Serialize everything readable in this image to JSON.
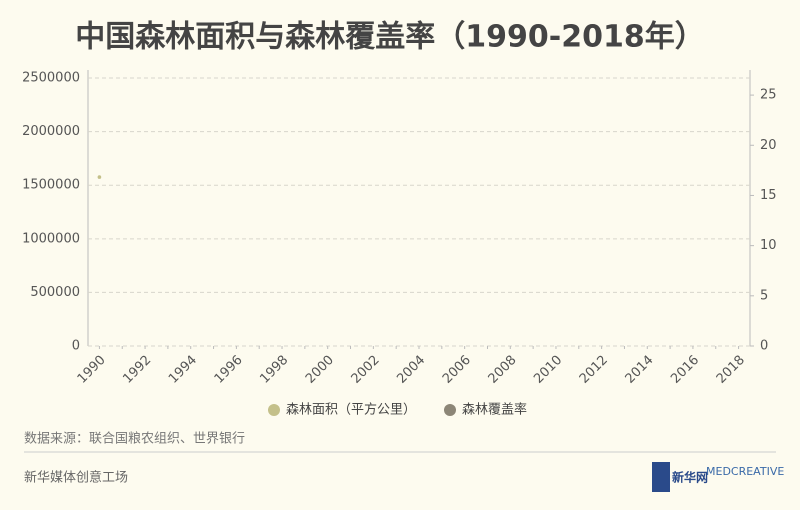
{
  "chart_data": {
    "type": "line",
    "title": "中国森林面积与森林覆盖率（1990-2018年）",
    "categories": [
      "1990",
      null,
      "1992",
      null,
      "1994",
      null,
      "1996",
      null,
      "1998",
      null,
      "2000",
      null,
      "2002",
      null,
      "2004",
      null,
      "2006",
      null,
      "2008",
      null,
      "2010",
      null,
      "2012",
      null,
      "2014",
      null,
      "2016",
      null,
      "2018"
    ],
    "series": [
      {
        "name": "森林面积（平方公里）",
        "color": "#c4c08a",
        "values": [
          1576000,
          null,
          null,
          null,
          null,
          null,
          null,
          null,
          null,
          null,
          null,
          null,
          null,
          null,
          null,
          null,
          null,
          null,
          null,
          null,
          null,
          null,
          null,
          null,
          null,
          null,
          null,
          null,
          null
        ]
      },
      {
        "name": "森林覆盖率",
        "color": "#8c8677",
        "axis": "y2",
        "values": [
          null,
          null,
          null,
          null,
          null,
          null,
          null,
          null,
          null,
          null,
          null,
          null,
          null,
          null,
          null,
          null,
          null,
          null,
          null,
          null,
          null,
          null,
          null,
          null,
          null,
          null,
          null,
          null,
          null
        ]
      }
    ],
    "ylim": [
      0,
      2575000
    ],
    "yticks": [
      0,
      500000,
      1000000,
      1500000,
      2000000,
      2500000
    ],
    "y2lim": [
      0,
      27.5
    ],
    "y2ticks": [
      0,
      5,
      10,
      15,
      20,
      25
    ],
    "grid": true,
    "source": "数据来源：联合国粮农组织、世界银行",
    "footer": "新华媒体创意工场",
    "logos": [
      "新华网",
      "MEDCREATIVE"
    ]
  }
}
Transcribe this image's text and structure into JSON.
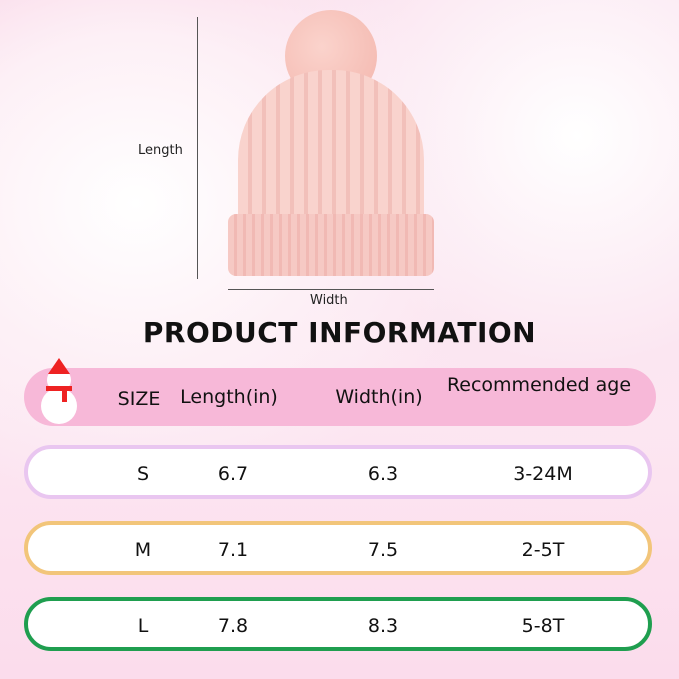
{
  "diagram": {
    "length_label": "Length",
    "width_label": "Width"
  },
  "title": "PRODUCT INFORMATION",
  "table": {
    "headers": [
      "SIZE",
      "Length(in)",
      "Width(in)",
      "Recommended age"
    ],
    "rows": [
      {
        "size": "S",
        "length": "6.7",
        "width": "6.3",
        "age": "3-24M",
        "border": "#e9c6f0"
      },
      {
        "size": "M",
        "length": "7.1",
        "width": "7.5",
        "age": "2-5T",
        "border": "#f2c57a"
      },
      {
        "size": "L",
        "length": "7.8",
        "width": "8.3",
        "age": "5-8T",
        "border": "#1f9e4f"
      }
    ]
  },
  "colors": {
    "header_bg": "#f7b8d8"
  }
}
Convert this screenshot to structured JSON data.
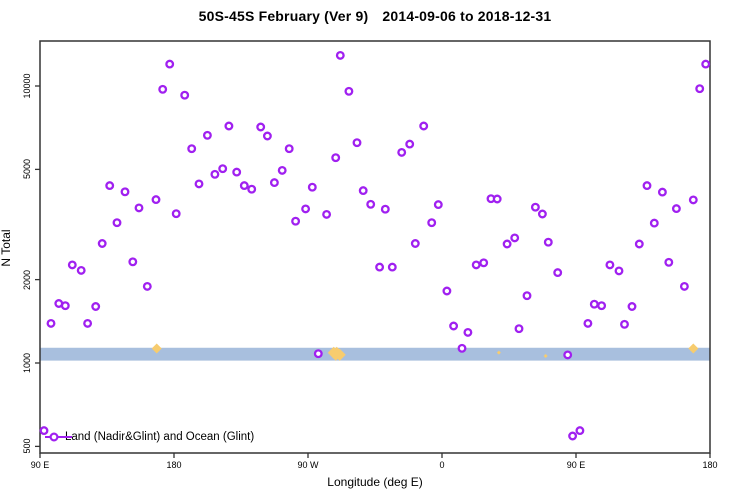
{
  "header": {
    "title_left": "50S-45S February (Ver 9)",
    "title_right": "2014-09-06 to 2018-12-31"
  },
  "legend": {
    "label": "Land (Nadir&Glint) and Ocean (Glint)"
  },
  "colors": {
    "point_purple": "#a020f0",
    "point_fill": "#ffffff",
    "band_blue": "#a8bfde",
    "orange": "#f7cc6e",
    "axis": "#333333",
    "text": "#000000"
  },
  "chart_data": {
    "type": "scatter",
    "title": "50S-45S February (Ver 9)   2014-09-06 to 2018-12-31",
    "xlabel": "Longitude (deg E)",
    "ylabel": "N Total",
    "x_axis": {
      "note": "longitude axis runs eastward 90E -> 180 -> 90W -> 0 -> 90E -> 180",
      "deg_min": 90,
      "deg_max": 540,
      "ticks": [
        {
          "deg": 90,
          "label": "90 E"
        },
        {
          "deg": 180,
          "label": "180"
        },
        {
          "deg": 270,
          "label": "90 W"
        },
        {
          "deg": 360,
          "label": "0"
        },
        {
          "deg": 450,
          "label": "90 E"
        },
        {
          "deg": 540,
          "label": "180"
        }
      ]
    },
    "y_axis": {
      "scale": "log10",
      "min": 460,
      "max": 15000,
      "ticks": [
        {
          "value": 500,
          "label": "500"
        },
        {
          "value": 1000,
          "label": "1000"
        },
        {
          "value": 2000,
          "label": "2000"
        },
        {
          "value": 5000,
          "label": "5000"
        },
        {
          "value": 10000,
          "label": "10000"
        }
      ]
    },
    "band": {
      "n_min": 1020,
      "n_max": 1135,
      "color": "#a8bfde"
    },
    "series": [
      {
        "name": "Land (Nadir&Glint) and Ocean (Glint)",
        "marker": "open-circle-purple",
        "points": [
          [
            177.1,
            12000
          ],
          [
            172.4,
            9730
          ],
          [
            187.2,
            9260
          ],
          [
            202.4,
            6640
          ],
          [
            191.9,
            5940
          ],
          [
            196.8,
            4430
          ],
          [
            136.8,
            4370
          ],
          [
            147.1,
            4150
          ],
          [
            167.9,
            3890
          ],
          [
            156.5,
            3630
          ],
          [
            181.5,
            3460
          ],
          [
            141.7,
            3210
          ],
          [
            131.8,
            2700
          ],
          [
            291.7,
            12900
          ],
          [
            297.5,
            9570
          ],
          [
            216.9,
            7170
          ],
          [
            238.2,
            7110
          ],
          [
            242.7,
            6600
          ],
          [
            257.4,
            5940
          ],
          [
            302.9,
            6240
          ],
          [
            288.6,
            5510
          ],
          [
            212.7,
            5030
          ],
          [
            207.5,
            4800
          ],
          [
            222.1,
            4890
          ],
          [
            252.7,
            4960
          ],
          [
            247.4,
            4480
          ],
          [
            227.2,
            4370
          ],
          [
            232.2,
            4240
          ],
          [
            272.9,
            4310
          ],
          [
            307.1,
            4190
          ],
          [
            312.1,
            3740
          ],
          [
            268.4,
            3600
          ],
          [
            282.5,
            3440
          ],
          [
            261.7,
            3250
          ],
          [
            347.7,
            7170
          ],
          [
            338.3,
            6170
          ],
          [
            332.9,
            5760
          ],
          [
            321.9,
            3590
          ],
          [
            357.5,
            3730
          ],
          [
            353.1,
            3210
          ],
          [
            342.1,
            2700
          ],
          [
            392.9,
            3920
          ],
          [
            397.1,
            3910
          ],
          [
            422.7,
            3650
          ],
          [
            427.4,
            3450
          ],
          [
            403.7,
            2690
          ],
          [
            408.8,
            2830
          ],
          [
            431.4,
            2730
          ],
          [
            537.1,
            12000
          ],
          [
            533.1,
            9780
          ],
          [
            497.7,
            4370
          ],
          [
            508.0,
            4140
          ],
          [
            517.4,
            3610
          ],
          [
            528.8,
            3880
          ],
          [
            502.6,
            3200
          ],
          [
            492.5,
            2690
          ],
          [
            111.7,
            2260
          ],
          [
            117.7,
            2160
          ],
          [
            152.3,
            2320
          ],
          [
            162.1,
            1890
          ],
          [
            102.6,
            1640
          ],
          [
            107.0,
            1610
          ],
          [
            127.4,
            1600
          ],
          [
            97.4,
            1390
          ],
          [
            122.0,
            1390
          ],
          [
            92.7,
            570
          ],
          [
            276.9,
            1080
          ],
          [
            318.1,
            2220
          ],
          [
            326.6,
            2220
          ],
          [
            383.0,
            2260
          ],
          [
            388.0,
            2300
          ],
          [
            363.3,
            1820
          ],
          [
            417.1,
            1750
          ],
          [
            367.8,
            1360
          ],
          [
            377.4,
            1290
          ],
          [
            411.7,
            1330
          ],
          [
            373.4,
            1130
          ],
          [
            437.7,
            2120
          ],
          [
            472.8,
            2260
          ],
          [
            478.9,
            2150
          ],
          [
            512.3,
            2310
          ],
          [
            522.8,
            1890
          ],
          [
            462.3,
            1630
          ],
          [
            467.2,
            1610
          ],
          [
            487.6,
            1600
          ],
          [
            458.0,
            1390
          ],
          [
            482.6,
            1380
          ],
          [
            444.4,
            1070
          ],
          [
            447.7,
            545
          ],
          [
            452.6,
            570
          ]
        ]
      },
      {
        "name": "flagged-orange-markers",
        "marker": "orange-diamond",
        "points_detail": [
          {
            "lon": 168.4,
            "n": 1100,
            "size": "medium"
          },
          {
            "lon": 289.3,
            "n": 1080,
            "size": "large"
          },
          {
            "lon": 398.2,
            "n": 1090,
            "size": "small"
          },
          {
            "lon": 429.6,
            "n": 1060,
            "size": "small"
          },
          {
            "lon": 528.8,
            "n": 1100,
            "size": "medium"
          }
        ]
      }
    ],
    "legend_position": "bottom-left-inside",
    "grid": false
  }
}
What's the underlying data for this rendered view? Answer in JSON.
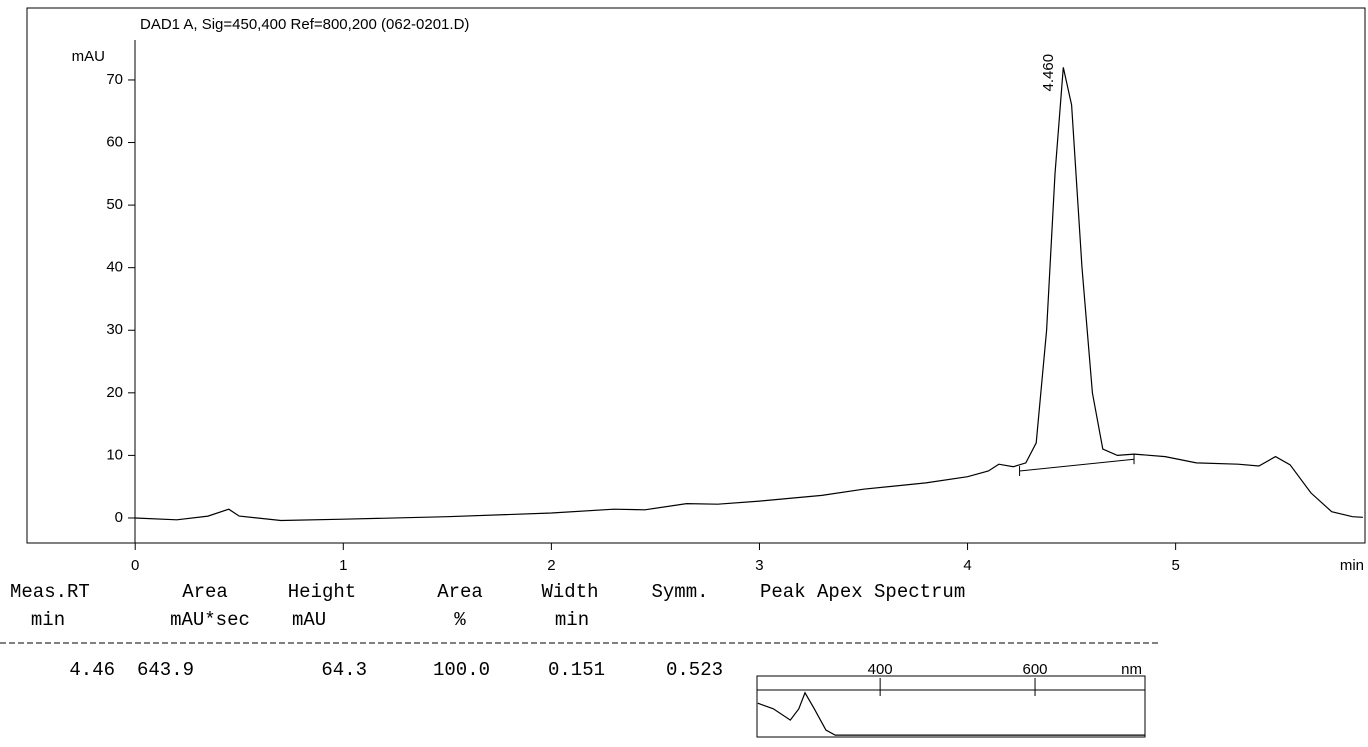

###

» Brief
Lines holding the word "Nadir" should be counted across the entries; state only how many there are.

» Task output
2